((
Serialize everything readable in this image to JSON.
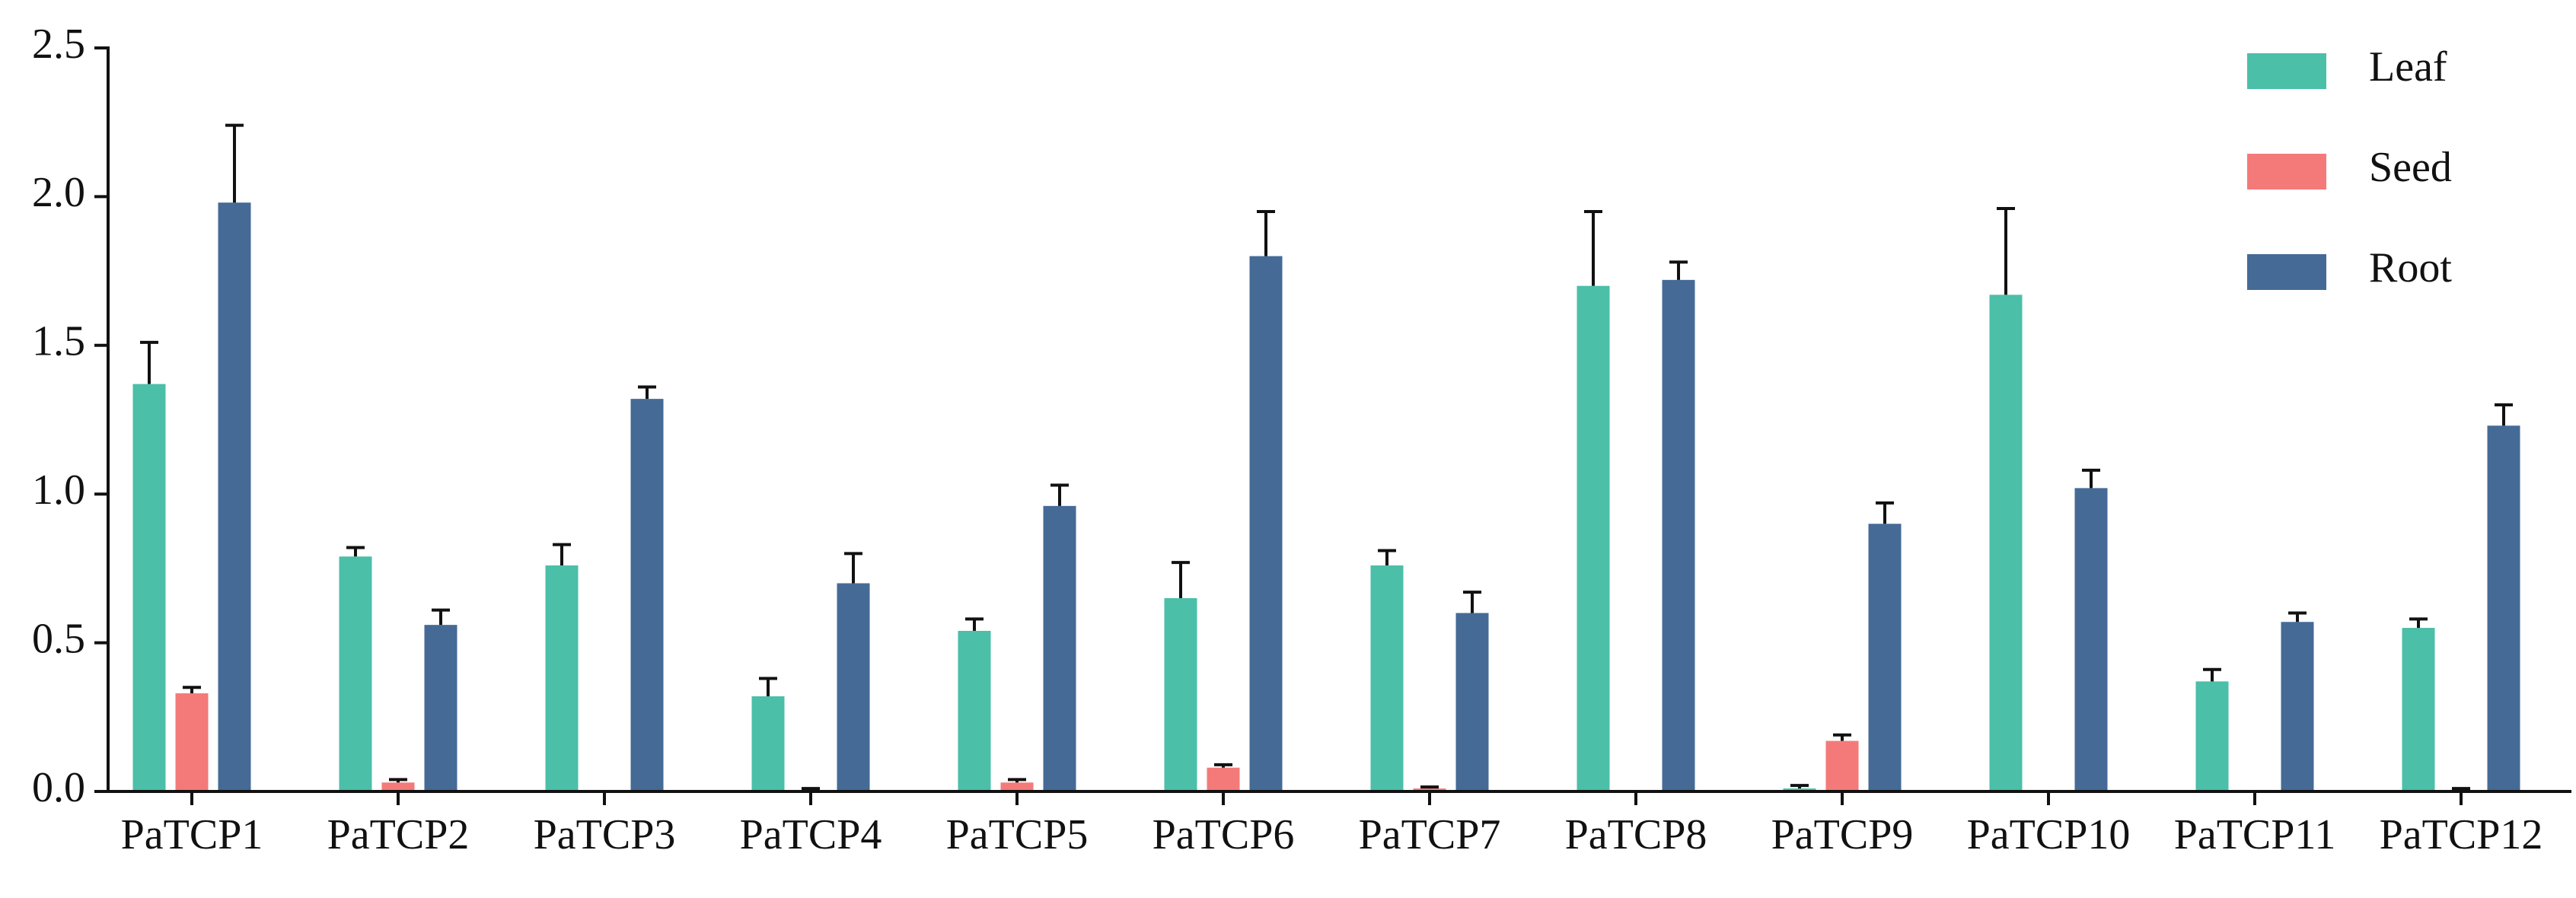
{
  "chart_data": {
    "type": "bar",
    "categories": [
      "PaTCP1",
      "PaTCP2",
      "PaTCP3",
      "PaTCP4",
      "PaTCP5",
      "PaTCP6",
      "PaTCP7",
      "PaTCP8",
      "PaTCP9",
      "PaTCP10",
      "PaTCP11",
      "PaTCP12"
    ],
    "series": [
      {
        "name": "Leaf",
        "color": "#4bbfa8",
        "values": [
          1.37,
          0.79,
          0.76,
          0.32,
          0.54,
          0.65,
          0.76,
          1.7,
          0.01,
          1.67,
          0.37,
          0.55
        ],
        "errors": [
          0.14,
          0.03,
          0.07,
          0.06,
          0.04,
          0.12,
          0.05,
          0.25,
          0.01,
          0.29,
          0.04,
          0.03
        ]
      },
      {
        "name": "Seed",
        "color": "#f47a7a",
        "values": [
          0.33,
          0.03,
          0,
          0.005,
          0.03,
          0.08,
          0.01,
          0,
          0.17,
          0,
          0,
          0.005
        ],
        "errors": [
          0.02,
          0.01,
          0,
          0.005,
          0.01,
          0.01,
          0.005,
          0,
          0.02,
          0,
          0,
          0.005
        ]
      },
      {
        "name": "Root",
        "color": "#456a96",
        "values": [
          1.98,
          0.56,
          1.32,
          0.7,
          0.96,
          1.8,
          0.6,
          1.72,
          0.9,
          1.02,
          0.57,
          1.23
        ],
        "errors": [
          0.26,
          0.05,
          0.04,
          0.1,
          0.07,
          0.15,
          0.07,
          0.06,
          0.07,
          0.06,
          0.03,
          0.07
        ]
      }
    ],
    "ylim": [
      0,
      2.5
    ],
    "yticks": [
      {
        "value": 0,
        "label": "0.0"
      },
      {
        "value": 0.5,
        "label": "0.5"
      },
      {
        "value": 1,
        "label": "1.0"
      },
      {
        "value": 1.5,
        "label": "1.5"
      },
      {
        "value": 2,
        "label": "2.0"
      },
      {
        "value": 2.5,
        "label": "2.5"
      }
    ],
    "grid": false,
    "legend": "upper right"
  }
}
))
### [WHAT YOU HAVE TO DO]
Determine how many lines of the listing above include the word "color", and report that number only.

### [REPLY TO THE EXERCISE]
3